## PROBLEM TO SOLVE:
Repeat the whole listing below, word for word.

::: INPUT

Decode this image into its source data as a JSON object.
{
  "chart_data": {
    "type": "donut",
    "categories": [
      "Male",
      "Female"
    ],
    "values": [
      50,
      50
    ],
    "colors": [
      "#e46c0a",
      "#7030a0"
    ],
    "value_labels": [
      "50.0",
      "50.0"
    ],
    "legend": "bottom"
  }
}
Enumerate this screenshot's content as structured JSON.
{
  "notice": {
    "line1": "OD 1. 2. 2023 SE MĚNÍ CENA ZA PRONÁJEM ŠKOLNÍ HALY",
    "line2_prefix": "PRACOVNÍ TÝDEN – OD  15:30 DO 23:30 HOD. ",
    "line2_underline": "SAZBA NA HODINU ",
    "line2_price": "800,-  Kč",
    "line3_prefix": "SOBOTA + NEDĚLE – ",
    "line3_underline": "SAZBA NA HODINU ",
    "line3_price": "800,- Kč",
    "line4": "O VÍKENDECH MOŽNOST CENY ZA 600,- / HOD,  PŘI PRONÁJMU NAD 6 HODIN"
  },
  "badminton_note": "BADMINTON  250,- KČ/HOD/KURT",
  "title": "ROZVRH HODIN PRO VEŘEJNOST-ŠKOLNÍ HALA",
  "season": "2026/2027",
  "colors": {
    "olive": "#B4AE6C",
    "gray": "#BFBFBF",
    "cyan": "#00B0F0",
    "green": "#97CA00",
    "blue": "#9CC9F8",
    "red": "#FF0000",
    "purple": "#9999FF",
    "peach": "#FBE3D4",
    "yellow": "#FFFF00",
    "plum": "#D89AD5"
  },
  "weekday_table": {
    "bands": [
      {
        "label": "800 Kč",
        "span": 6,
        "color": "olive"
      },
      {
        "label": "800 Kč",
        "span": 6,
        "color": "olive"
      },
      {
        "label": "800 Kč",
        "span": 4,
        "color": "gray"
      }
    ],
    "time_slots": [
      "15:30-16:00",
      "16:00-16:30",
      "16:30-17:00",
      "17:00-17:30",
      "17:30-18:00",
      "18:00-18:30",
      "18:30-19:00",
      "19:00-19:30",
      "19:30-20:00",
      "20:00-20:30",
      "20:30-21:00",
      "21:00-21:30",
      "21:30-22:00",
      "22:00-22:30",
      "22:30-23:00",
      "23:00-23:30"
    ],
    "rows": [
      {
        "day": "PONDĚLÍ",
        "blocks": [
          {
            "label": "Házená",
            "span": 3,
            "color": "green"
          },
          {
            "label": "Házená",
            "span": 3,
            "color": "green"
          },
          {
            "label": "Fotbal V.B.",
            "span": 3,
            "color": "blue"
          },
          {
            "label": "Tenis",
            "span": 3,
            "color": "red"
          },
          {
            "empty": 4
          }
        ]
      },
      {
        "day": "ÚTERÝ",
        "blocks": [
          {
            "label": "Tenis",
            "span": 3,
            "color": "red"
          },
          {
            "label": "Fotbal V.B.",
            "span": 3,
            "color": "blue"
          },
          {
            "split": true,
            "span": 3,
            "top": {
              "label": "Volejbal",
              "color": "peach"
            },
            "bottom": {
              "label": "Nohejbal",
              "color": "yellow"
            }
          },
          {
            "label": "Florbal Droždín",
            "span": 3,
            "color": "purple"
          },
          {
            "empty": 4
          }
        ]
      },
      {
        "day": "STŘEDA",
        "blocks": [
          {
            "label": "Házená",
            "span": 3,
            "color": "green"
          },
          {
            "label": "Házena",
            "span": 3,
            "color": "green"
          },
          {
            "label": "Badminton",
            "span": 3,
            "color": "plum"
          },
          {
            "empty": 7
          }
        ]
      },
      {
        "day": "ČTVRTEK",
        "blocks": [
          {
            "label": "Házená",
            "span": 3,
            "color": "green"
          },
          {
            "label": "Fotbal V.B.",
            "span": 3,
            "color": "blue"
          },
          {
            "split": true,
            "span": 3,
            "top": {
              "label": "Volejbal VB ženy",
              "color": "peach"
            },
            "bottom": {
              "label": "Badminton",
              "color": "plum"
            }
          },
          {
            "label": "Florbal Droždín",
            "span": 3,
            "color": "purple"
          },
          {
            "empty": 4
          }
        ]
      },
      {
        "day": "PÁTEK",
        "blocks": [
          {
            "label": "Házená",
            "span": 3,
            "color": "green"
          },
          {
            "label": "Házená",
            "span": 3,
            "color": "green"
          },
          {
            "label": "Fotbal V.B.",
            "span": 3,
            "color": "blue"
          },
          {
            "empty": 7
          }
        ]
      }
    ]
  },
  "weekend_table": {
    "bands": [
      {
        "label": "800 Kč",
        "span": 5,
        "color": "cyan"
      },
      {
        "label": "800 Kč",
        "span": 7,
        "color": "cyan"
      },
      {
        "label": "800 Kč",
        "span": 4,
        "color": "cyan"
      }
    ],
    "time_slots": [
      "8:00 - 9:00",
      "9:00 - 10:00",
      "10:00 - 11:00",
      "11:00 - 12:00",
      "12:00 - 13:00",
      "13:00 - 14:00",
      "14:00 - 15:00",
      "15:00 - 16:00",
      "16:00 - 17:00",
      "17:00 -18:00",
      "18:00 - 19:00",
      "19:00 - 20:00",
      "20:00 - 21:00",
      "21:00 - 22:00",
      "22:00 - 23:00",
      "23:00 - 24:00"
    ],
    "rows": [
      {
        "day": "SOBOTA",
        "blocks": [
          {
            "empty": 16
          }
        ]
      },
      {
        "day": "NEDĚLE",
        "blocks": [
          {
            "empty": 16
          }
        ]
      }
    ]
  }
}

::::::

## PROBLEM SOLUTION:
Decode this image into its source data as a JSON object.
{
  "chart_data": {
    "type": "donut",
    "categories": [
      "Male",
      "Female"
    ],
    "values": [
      50,
      50
    ],
    "colors": [
      "#e46c0a",
      "#7030a0"
    ],
    "value_labels": [
      "50.0",
      "50.0"
    ],
    "legend": "bottom"
  }
}
Enumerate this screenshot's content as structured JSON.
{
  "notice": {
    "line1": "OD 1. 2. 2023 SE MĚNÍ CENA ZA PRONÁJEM ŠKOLNÍ HALY",
    "line2_prefix": "PRACOVNÍ TÝDEN – OD  15:30 DO 23:30 HOD. ",
    "line2_underline": "SAZBA NA HODINU ",
    "line2_price": "800,-  Kč",
    "line3_prefix": "SOBOTA + NEDĚLE – ",
    "line3_underline": "SAZBA NA HODINU ",
    "line3_price": "800,- Kč",
    "line4": "O VÍKENDECH MOŽNOST CENY ZA 600,- / HOD,  PŘI PRONÁJMU NAD 6 HODIN"
  },
  "badminton_note": "BADMINTON  250,- KČ/HOD/KURT",
  "title": "ROZVRH HODIN PRO VEŘEJNOST-ŠKOLNÍ HALA",
  "season": "2026/2027",
  "colors": {
    "olive": "#B4AE6C",
    "gray": "#BFBFBF",
    "cyan": "#00B0F0",
    "green": "#97CA00",
    "blue": "#9CC9F8",
    "red": "#FF0000",
    "purple": "#9999FF",
    "peach": "#FBE3D4",
    "yellow": "#FFFF00",
    "plum": "#D89AD5"
  },
  "weekday_table": {
    "bands": [
      {
        "label": "800 Kč",
        "span": 6,
        "color": "olive"
      },
      {
        "label": "800 Kč",
        "span": 6,
        "color": "olive"
      },
      {
        "label": "800 Kč",
        "span": 4,
        "color": "gray"
      }
    ],
    "time_slots": [
      "15:30-16:00",
      "16:00-16:30",
      "16:30-17:00",
      "17:00-17:30",
      "17:30-18:00",
      "18:00-18:30",
      "18:30-19:00",
      "19:00-19:30",
      "19:30-20:00",
      "20:00-20:30",
      "20:30-21:00",
      "21:00-21:30",
      "21:30-22:00",
      "22:00-22:30",
      "22:30-23:00",
      "23:00-23:30"
    ],
    "rows": [
      {
        "day": "PONDĚLÍ",
        "blocks": [
          {
            "label": "Házená",
            "span": 3,
            "color": "green"
          },
          {
            "label": "Házená",
            "span": 3,
            "color": "green"
          },
          {
            "label": "Fotbal V.B.",
            "span": 3,
            "color": "blue"
          },
          {
            "label": "Tenis",
            "span": 3,
            "color": "red"
          },
          {
            "empty": 4
          }
        ]
      },
      {
        "day": "ÚTERÝ",
        "blocks": [
          {
            "label": "Tenis",
            "span": 3,
            "color": "red"
          },
          {
            "label": "Fotbal V.B.",
            "span": 3,
            "color": "blue"
          },
          {
            "split": true,
            "span": 3,
            "top": {
              "label": "Volejbal",
              "color": "peach"
            },
            "bottom": {
              "label": "Nohejbal",
              "color": "yellow"
            }
          },
          {
            "label": "Florbal Droždín",
            "span": 3,
            "color": "purple"
          },
          {
            "empty": 4
          }
        ]
      },
      {
        "day": "STŘEDA",
        "blocks": [
          {
            "label": "Házená",
            "span": 3,
            "color": "green"
          },
          {
            "label": "Házena",
            "span": 3,
            "color": "green"
          },
          {
            "label": "Badminton",
            "span": 3,
            "color": "plum"
          },
          {
            "empty": 7
          }
        ]
      },
      {
        "day": "ČTVRTEK",
        "blocks": [
          {
            "label": "Házená",
            "span": 3,
            "color": "green"
          },
          {
            "label": "Fotbal V.B.",
            "span": 3,
            "color": "blue"
          },
          {
            "split": true,
            "span": 3,
            "top": {
              "label": "Volejbal VB ženy",
              "color": "peach"
            },
            "bottom": {
              "label": "Badminton",
              "color": "plum"
            }
          },
          {
            "label": "Florbal Droždín",
            "span": 3,
            "color": "purple"
          },
          {
            "empty": 4
          }
        ]
      },
      {
        "day": "PÁTEK",
        "blocks": [
          {
            "label": "Házená",
            "span": 3,
            "color": "green"
          },
          {
            "label": "Házená",
            "span": 3,
            "color": "green"
          },
          {
            "label": "Fotbal V.B.",
            "span": 3,
            "color": "blue"
          },
          {
            "empty": 7
          }
        ]
      }
    ]
  },
  "weekend_table": {
    "bands": [
      {
        "label": "800 Kč",
        "span": 5,
        "color": "cyan"
      },
      {
        "label": "800 Kč",
        "span": 7,
        "color": "cyan"
      },
      {
        "label": "800 Kč",
        "span": 4,
        "color": "cyan"
      }
    ],
    "time_slots": [
      "8:00 - 9:00",
      "9:00 - 10:00",
      "10:00 - 11:00",
      "11:00 - 12:00",
      "12:00 - 13:00",
      "13:00 - 14:00",
      "14:00 - 15:00",
      "15:00 - 16:00",
      "16:00 - 17:00",
      "17:00 -18:00",
      "18:00 - 19:00",
      "19:00 - 20:00",
      "20:00 - 21:00",
      "21:00 - 22:00",
      "22:00 - 23:00",
      "23:00 - 24:00"
    ],
    "rows": [
      {
        "day": "SOBOTA",
        "blocks": [
          {
            "empty": 16
          }
        ]
      },
      {
        "day": "NEDĚLE",
        "blocks": [
          {
            "empty": 16
          }
        ]
      }
    ]
  }
}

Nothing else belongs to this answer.